▸ **YOUR OBJECTIVE**
Copy the data word for word from its first line up to and including the line with "scenario-icon [733,173,748,185]".

------ THE DATA

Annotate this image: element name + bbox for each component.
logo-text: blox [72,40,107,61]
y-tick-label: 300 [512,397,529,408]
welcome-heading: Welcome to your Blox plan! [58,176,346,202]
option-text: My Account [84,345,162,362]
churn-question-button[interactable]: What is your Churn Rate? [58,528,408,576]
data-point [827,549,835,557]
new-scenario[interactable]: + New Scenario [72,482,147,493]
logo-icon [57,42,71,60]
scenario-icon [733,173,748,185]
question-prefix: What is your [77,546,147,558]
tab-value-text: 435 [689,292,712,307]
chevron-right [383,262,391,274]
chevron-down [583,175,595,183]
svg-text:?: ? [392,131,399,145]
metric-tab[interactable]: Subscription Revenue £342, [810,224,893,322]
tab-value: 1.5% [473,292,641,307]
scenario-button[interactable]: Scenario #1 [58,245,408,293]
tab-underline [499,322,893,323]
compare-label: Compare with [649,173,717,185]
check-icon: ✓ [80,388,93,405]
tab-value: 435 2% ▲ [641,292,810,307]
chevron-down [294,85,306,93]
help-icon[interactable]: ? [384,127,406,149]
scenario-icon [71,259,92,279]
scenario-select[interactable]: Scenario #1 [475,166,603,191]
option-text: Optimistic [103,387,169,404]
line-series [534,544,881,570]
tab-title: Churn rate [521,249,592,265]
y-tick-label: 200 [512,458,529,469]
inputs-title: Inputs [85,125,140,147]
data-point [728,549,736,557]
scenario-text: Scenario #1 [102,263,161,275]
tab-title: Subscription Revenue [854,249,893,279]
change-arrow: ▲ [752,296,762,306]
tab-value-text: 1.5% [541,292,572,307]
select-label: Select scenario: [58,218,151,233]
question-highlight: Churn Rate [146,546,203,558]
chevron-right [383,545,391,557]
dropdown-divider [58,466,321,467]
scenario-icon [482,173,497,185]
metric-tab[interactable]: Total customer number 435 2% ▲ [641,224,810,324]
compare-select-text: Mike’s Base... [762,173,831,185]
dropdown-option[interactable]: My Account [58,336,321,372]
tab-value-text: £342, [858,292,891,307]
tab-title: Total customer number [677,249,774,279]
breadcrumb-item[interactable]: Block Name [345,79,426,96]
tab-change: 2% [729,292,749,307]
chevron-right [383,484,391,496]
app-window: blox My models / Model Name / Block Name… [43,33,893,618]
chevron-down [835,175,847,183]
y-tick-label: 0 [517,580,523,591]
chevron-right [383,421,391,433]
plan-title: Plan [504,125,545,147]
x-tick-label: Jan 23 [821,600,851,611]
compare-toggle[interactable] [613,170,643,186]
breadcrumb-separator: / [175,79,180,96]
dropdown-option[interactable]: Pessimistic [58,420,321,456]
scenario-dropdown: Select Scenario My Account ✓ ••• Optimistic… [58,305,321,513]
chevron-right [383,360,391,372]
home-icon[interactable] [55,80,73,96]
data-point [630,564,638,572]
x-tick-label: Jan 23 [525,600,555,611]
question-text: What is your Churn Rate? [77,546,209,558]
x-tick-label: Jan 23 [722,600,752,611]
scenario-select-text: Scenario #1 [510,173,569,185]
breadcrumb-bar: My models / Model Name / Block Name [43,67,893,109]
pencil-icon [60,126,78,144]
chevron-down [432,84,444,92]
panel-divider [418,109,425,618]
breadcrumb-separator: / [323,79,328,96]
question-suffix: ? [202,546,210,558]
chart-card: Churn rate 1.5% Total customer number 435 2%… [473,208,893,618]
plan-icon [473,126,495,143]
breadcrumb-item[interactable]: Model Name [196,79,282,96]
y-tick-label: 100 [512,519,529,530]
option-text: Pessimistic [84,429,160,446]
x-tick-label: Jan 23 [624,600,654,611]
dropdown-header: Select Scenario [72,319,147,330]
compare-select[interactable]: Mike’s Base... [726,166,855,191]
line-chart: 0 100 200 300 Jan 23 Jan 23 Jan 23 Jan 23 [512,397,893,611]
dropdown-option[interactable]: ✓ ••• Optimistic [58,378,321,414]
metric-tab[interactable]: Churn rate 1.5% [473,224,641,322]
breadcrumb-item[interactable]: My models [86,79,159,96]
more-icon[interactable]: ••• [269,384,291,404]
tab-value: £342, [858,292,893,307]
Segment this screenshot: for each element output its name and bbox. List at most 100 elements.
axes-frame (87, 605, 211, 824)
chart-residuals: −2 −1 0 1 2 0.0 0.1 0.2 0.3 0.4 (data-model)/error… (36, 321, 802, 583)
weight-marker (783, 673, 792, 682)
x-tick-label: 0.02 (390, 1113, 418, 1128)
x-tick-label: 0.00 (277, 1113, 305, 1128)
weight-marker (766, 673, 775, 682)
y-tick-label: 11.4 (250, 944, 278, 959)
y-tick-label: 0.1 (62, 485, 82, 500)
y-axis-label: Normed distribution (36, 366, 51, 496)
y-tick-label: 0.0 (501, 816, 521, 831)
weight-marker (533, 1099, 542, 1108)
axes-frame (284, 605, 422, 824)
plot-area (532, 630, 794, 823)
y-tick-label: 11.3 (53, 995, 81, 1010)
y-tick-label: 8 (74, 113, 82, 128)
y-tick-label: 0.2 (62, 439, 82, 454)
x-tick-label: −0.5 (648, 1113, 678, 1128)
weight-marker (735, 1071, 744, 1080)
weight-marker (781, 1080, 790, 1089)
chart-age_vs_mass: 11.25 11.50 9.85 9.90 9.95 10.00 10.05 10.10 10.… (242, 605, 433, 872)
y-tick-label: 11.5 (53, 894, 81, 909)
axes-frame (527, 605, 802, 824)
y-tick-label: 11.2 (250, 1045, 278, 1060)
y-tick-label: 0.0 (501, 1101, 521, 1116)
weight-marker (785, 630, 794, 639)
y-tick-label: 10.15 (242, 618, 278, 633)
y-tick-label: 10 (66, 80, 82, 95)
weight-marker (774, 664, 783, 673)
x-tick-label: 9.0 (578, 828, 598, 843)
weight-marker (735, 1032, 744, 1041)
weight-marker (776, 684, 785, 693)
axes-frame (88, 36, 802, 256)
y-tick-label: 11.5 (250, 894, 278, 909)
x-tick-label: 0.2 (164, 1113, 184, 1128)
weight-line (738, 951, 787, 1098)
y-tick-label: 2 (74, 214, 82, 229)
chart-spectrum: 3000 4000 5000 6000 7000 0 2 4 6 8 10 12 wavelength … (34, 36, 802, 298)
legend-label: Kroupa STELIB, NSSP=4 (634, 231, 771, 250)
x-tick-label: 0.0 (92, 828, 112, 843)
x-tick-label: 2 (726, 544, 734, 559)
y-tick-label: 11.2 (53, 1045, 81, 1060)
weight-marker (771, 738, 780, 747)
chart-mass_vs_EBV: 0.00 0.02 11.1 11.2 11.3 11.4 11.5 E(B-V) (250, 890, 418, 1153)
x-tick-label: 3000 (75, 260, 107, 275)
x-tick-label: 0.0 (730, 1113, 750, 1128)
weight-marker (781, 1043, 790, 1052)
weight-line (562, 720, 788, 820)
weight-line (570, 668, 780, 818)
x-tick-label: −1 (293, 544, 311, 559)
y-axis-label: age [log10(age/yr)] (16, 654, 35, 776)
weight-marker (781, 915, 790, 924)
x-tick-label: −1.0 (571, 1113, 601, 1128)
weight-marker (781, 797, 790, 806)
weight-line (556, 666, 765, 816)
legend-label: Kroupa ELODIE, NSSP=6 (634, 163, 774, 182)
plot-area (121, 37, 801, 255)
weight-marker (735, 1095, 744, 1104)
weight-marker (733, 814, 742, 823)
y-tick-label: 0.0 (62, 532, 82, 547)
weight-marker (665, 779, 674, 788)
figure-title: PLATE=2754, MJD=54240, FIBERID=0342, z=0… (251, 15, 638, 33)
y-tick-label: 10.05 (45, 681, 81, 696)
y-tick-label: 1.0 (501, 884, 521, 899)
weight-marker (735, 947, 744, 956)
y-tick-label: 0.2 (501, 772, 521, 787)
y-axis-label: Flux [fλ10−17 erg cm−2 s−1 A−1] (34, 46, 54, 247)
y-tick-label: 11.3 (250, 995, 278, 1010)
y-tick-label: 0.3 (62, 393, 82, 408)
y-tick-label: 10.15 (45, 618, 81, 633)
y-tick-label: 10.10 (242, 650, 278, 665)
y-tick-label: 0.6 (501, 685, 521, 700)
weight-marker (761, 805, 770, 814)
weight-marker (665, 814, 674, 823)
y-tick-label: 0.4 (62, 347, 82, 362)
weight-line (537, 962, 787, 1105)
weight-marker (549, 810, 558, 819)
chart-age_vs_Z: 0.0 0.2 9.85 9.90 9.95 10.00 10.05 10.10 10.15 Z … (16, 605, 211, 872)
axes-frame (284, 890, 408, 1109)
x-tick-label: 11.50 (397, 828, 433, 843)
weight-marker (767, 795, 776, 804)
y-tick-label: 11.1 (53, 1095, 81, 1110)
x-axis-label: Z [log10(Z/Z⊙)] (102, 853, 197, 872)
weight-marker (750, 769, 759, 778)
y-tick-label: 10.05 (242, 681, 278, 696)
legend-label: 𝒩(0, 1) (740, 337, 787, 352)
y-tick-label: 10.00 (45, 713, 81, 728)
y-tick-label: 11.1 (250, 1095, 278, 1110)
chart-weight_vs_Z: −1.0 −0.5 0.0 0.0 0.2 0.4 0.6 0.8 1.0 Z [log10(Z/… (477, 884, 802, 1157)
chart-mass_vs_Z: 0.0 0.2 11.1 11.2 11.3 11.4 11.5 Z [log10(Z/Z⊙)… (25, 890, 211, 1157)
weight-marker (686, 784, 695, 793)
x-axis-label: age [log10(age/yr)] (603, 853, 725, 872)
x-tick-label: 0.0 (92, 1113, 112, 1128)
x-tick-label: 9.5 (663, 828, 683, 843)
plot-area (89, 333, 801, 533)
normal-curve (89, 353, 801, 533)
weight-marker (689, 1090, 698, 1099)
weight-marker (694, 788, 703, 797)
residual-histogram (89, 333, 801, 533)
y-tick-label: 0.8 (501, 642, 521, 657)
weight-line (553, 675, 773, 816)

------------

▸ **RESULT OF THIS TASK**
Annotate this image: element name + bbox for each component.
logo-text: blox [72,40,107,61]
y-tick-label: 300 [512,397,529,408]
welcome-heading: Welcome to your Blox plan! [58,176,346,202]
option-text: My Account [84,345,162,362]
churn-question-button[interactable]: What is your Churn Rate? [58,528,408,576]
data-point [827,549,835,557]
new-scenario[interactable]: + New Scenario [72,482,147,493]
logo-icon [57,42,71,60]
scenario-icon [733,173,748,185]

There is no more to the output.